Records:
▼
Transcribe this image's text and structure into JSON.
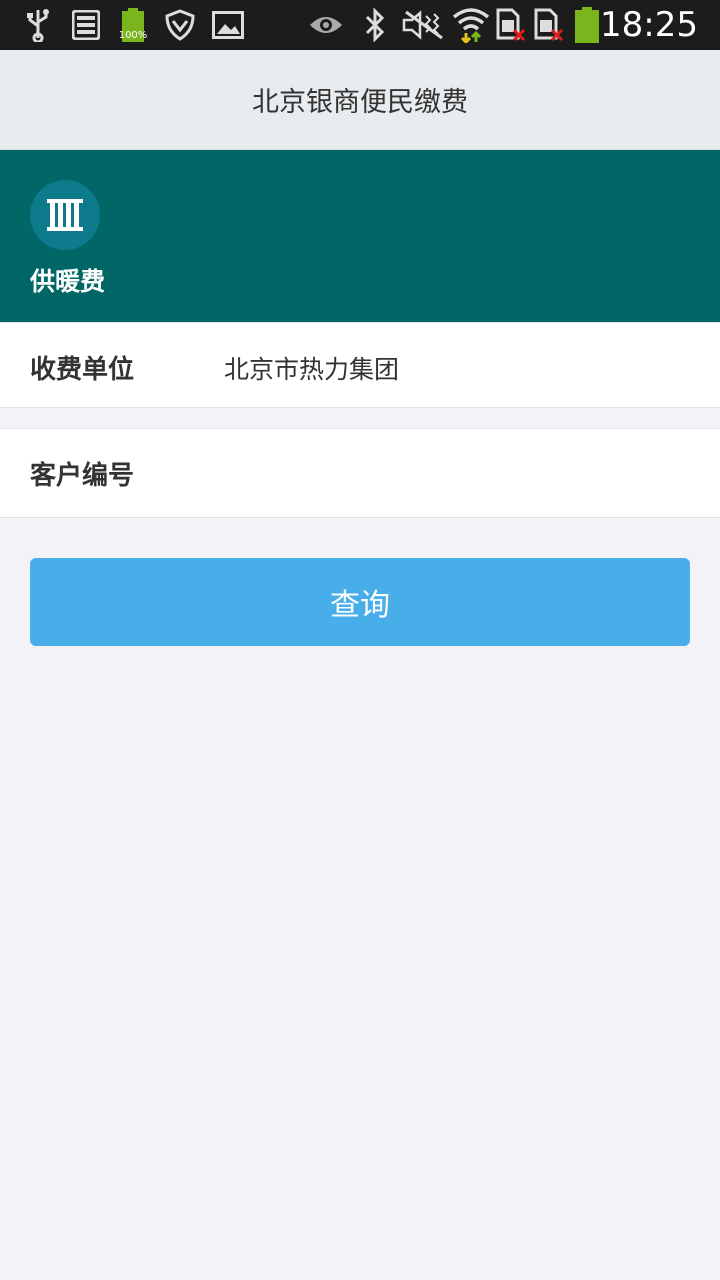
{
  "status_bar": {
    "battery_small_label": "100%",
    "time": "18:25",
    "icons": [
      "usb-icon",
      "storage-icon",
      "battery-small-icon",
      "shield-icon",
      "image-icon",
      "eye-icon",
      "bluetooth-icon",
      "mute-icon",
      "wifi-icon",
      "sim1-icon",
      "sim2-icon",
      "battery-icon"
    ],
    "battery_color": "#7ab51d"
  },
  "header": {
    "title": "北京银商便民缴费"
  },
  "banner": {
    "icon": "radiator-icon",
    "label": "供暖费",
    "background": "#016666",
    "icon_bg": "#0d7b8c"
  },
  "form": {
    "billing_unit_label": "收费单位",
    "billing_unit_value": "北京市热力集团",
    "customer_no_label": "客户编号",
    "customer_no_value": "",
    "customer_no_placeholder": ""
  },
  "actions": {
    "query_label": "查询",
    "button_color": "#48aeea"
  }
}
▲
> Exercise aim
Set down the material above as is, without any pictures.

> Reply
Transcribe this image's text and structure into JSON.
{
  "status_bar": {
    "battery_small_label": "100%",
    "time": "18:25",
    "icons": [
      "usb-icon",
      "storage-icon",
      "battery-small-icon",
      "shield-icon",
      "image-icon",
      "eye-icon",
      "bluetooth-icon",
      "mute-icon",
      "wifi-icon",
      "sim1-icon",
      "sim2-icon",
      "battery-icon"
    ],
    "battery_color": "#7ab51d"
  },
  "header": {
    "title": "北京银商便民缴费"
  },
  "banner": {
    "icon": "radiator-icon",
    "label": "供暖费",
    "background": "#016666",
    "icon_bg": "#0d7b8c"
  },
  "form": {
    "billing_unit_label": "收费单位",
    "billing_unit_value": "北京市热力集团",
    "customer_no_label": "客户编号",
    "customer_no_value": "",
    "customer_no_placeholder": ""
  },
  "actions": {
    "query_label": "查询",
    "button_color": "#48aeea"
  }
}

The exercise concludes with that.